[Data records]

☆ ☆ ☆

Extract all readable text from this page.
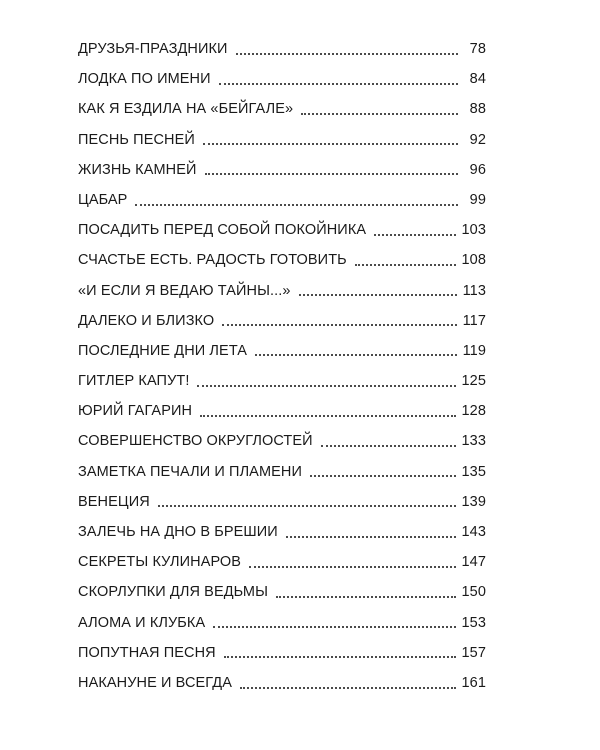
ДРУЗЬЯ-ПРАЗДНИКИ	78
ЛОДКА ПО ИМЕНИ	84
КАК Я ЕЗДИЛА НА «БЕЙГАЛЕ»	88
ПЕСНЬ ПЕСНЕЙ	92
ЖИЗНЬ КАМНЕЙ	96
ЦАБАР	99
ПОСАДИТЬ ПЕРЕД СОБОЙ ПОКОЙНИКА	103
СЧАСТЬЕ ЕСТЬ. РАДОСТЬ ГОТОВИТЬ	108
«И ЕСЛИ Я ВЕДАЮ ТАЙНЫ...»	113
ДАЛЕКО И БЛИЗКО	117
ПОСЛЕДНИЕ ДНИ ЛЕТА	119
ГИТЛЕР КАПУТ!	125
ЮРИЙ ГАГАРИН	128
СОВЕРШЕНСТВО ОКРУГЛОСТЕЙ	133
ЗАМЕТКА ПЕЧАЛИ И ПЛАМЕНИ	135
ВЕНЕЦИЯ	139
ЗАЛЕЧЬ НА ДНО В БРЕШИИ	143
СЕКРЕТЫ КУЛИНАРОВ	147
СКОРЛУПКИ ДЛЯ ВЕДЬМЫ	150
АЛОМА И КЛУБКА	153
ПОПУТНАЯ ПЕСНЯ	157
НАКАНУНЕ И ВСЕГДА	161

☆ ☆ ☆

Stated goal>
The records above need to be restated word for word, with the pictures left out.

Answer below>
Extract all readable text from this page.
ДРУЗЬЯ-ПРАЗДНИКИ	78
ЛОДКА ПО ИМЕНИ	84
КАК Я ЕЗДИЛА НА «БЕЙГАЛЕ»	88
ПЕСНЬ ПЕСНЕЙ	92
ЖИЗНЬ КАМНЕЙ	96
ЦАБАР	99
ПОСАДИТЬ ПЕРЕД СОБОЙ ПОКОЙНИКА	103
СЧАСТЬЕ ЕСТЬ. РАДОСТЬ ГОТОВИТЬ	108
«И ЕСЛИ Я ВЕДАЮ ТАЙНЫ...»	113
ДАЛЕКО И БЛИЗКО	117
ПОСЛЕДНИЕ ДНИ ЛЕТА	119
ГИТЛЕР КАПУТ!	125
ЮРИЙ ГАГАРИН	128
СОВЕРШЕНСТВО ОКРУГЛОСТЕЙ	133
ЗАМЕТКА ПЕЧАЛИ И ПЛАМЕНИ	135
ВЕНЕЦИЯ	139
ЗАЛЕЧЬ НА ДНО В БРЕШИИ	143
СЕКРЕТЫ КУЛИНАРОВ	147
СКОРЛУПКИ ДЛЯ ВЕДЬМЫ	150
АЛОМА И КЛУБКА	153
ПОПУТНАЯ ПЕСНЯ	157
НАКАНУНЕ И ВСЕГДА	161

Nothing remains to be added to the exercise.